### Data in this exercise:
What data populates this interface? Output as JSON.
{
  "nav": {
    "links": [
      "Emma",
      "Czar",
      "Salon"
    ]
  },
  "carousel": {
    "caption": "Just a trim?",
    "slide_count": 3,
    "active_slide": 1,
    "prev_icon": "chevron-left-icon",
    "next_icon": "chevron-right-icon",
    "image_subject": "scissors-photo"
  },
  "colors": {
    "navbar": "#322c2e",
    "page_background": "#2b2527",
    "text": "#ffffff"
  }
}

==

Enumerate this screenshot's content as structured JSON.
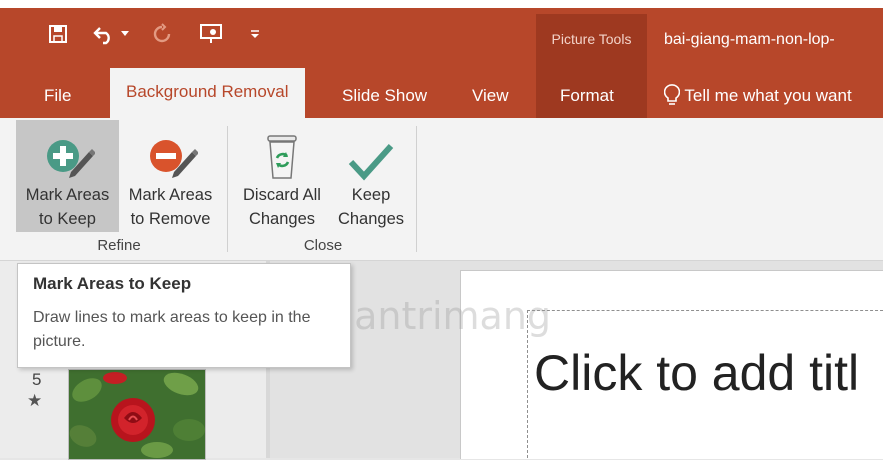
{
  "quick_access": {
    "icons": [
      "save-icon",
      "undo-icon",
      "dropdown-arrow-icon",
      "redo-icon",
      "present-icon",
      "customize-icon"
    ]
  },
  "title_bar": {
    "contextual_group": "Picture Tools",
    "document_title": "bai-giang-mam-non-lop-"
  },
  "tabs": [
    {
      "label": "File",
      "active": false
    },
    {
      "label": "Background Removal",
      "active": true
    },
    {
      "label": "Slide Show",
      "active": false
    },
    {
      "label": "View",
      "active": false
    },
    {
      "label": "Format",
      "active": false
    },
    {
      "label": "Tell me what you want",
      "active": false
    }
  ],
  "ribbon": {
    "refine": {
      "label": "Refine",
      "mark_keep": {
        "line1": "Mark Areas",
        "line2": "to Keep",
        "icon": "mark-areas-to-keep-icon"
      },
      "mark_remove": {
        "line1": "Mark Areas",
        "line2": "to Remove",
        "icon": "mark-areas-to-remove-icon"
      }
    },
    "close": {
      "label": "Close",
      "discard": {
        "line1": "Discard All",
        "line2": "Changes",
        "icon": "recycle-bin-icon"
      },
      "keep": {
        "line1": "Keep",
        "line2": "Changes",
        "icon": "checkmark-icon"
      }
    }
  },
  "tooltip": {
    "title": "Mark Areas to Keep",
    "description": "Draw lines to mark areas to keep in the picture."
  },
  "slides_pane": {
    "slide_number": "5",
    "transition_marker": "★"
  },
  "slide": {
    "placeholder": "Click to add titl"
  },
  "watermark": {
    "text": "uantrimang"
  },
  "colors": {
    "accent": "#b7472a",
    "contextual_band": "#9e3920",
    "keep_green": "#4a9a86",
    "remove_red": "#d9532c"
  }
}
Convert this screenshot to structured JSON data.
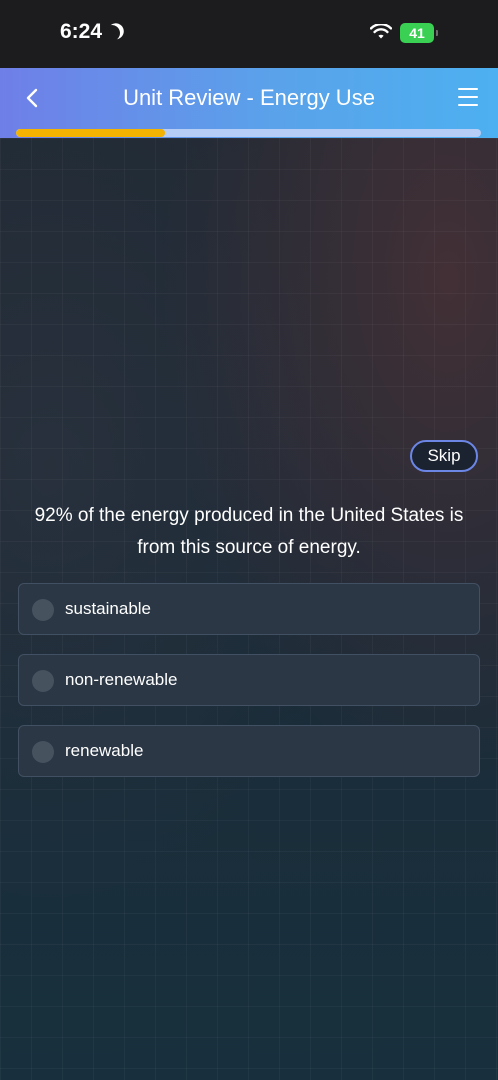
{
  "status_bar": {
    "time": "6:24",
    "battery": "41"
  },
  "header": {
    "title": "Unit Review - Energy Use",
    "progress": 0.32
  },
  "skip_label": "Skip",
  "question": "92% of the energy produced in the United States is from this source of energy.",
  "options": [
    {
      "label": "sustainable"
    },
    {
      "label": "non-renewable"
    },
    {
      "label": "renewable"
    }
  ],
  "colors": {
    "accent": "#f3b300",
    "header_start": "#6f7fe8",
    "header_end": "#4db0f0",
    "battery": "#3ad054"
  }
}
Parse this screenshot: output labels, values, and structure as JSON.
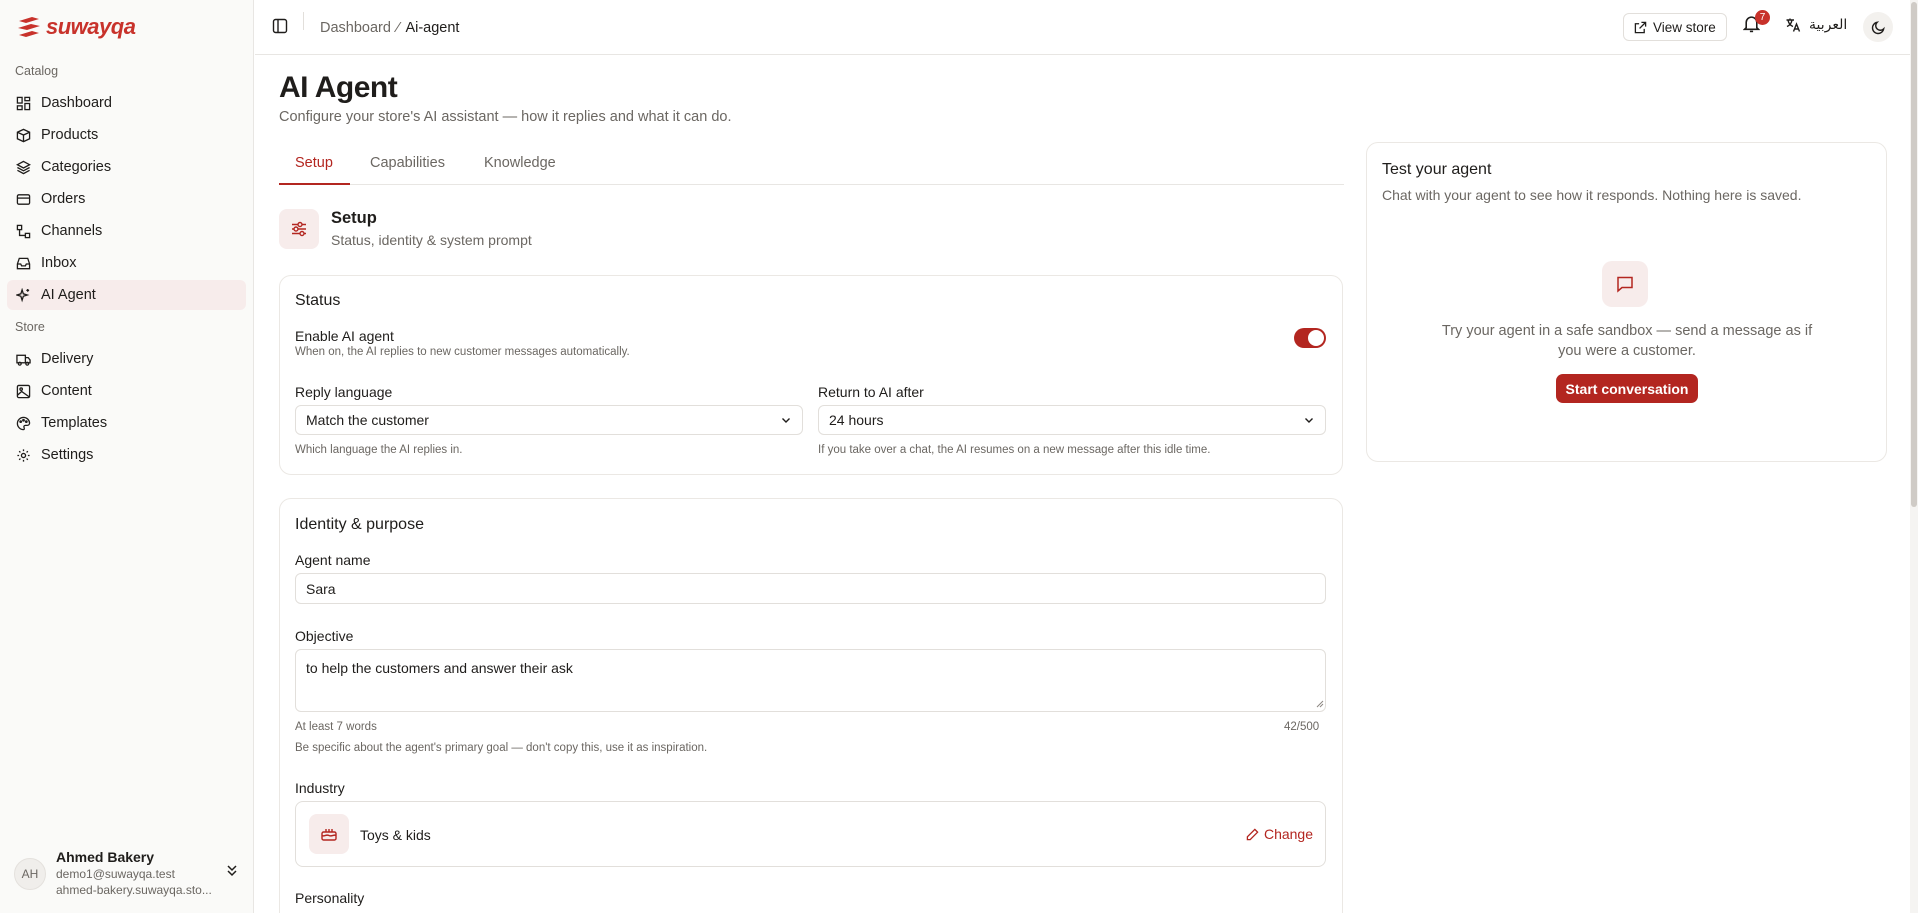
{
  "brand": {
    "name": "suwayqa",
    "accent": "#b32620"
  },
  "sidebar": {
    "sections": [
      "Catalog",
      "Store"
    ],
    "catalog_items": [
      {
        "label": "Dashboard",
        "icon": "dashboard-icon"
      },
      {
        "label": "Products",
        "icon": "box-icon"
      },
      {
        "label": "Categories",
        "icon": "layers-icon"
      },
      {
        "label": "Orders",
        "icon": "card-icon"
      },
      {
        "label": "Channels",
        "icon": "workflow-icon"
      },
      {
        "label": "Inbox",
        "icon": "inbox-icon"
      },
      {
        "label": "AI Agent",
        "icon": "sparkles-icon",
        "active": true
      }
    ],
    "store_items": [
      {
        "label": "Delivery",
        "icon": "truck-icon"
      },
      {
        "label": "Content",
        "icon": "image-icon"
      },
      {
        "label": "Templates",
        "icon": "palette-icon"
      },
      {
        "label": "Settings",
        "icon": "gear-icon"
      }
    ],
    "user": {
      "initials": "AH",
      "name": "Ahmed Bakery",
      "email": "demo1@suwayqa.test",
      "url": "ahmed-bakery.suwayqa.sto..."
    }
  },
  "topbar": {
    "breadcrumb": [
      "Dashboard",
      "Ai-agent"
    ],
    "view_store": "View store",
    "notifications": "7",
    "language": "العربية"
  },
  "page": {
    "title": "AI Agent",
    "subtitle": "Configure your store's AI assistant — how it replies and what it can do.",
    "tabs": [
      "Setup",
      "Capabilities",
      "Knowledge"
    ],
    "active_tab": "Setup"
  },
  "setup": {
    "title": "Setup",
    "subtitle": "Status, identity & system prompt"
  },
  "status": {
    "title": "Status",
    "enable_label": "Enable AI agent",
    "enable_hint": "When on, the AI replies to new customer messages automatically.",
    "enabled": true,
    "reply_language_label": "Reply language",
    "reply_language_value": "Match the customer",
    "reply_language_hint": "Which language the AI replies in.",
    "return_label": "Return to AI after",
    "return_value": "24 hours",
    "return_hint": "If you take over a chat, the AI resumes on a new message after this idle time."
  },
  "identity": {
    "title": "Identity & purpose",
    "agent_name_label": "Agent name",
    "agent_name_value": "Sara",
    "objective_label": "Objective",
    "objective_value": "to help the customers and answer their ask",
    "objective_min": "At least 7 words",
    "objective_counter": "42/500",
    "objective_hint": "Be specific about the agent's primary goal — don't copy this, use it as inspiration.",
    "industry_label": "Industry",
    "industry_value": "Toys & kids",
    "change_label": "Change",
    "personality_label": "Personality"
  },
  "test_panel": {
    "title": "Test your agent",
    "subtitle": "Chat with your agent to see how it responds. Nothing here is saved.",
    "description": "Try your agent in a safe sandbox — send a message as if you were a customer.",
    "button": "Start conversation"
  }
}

### Goal of the exercise:
Answer only with how many lines in the records include "replies".

### Task answer:
3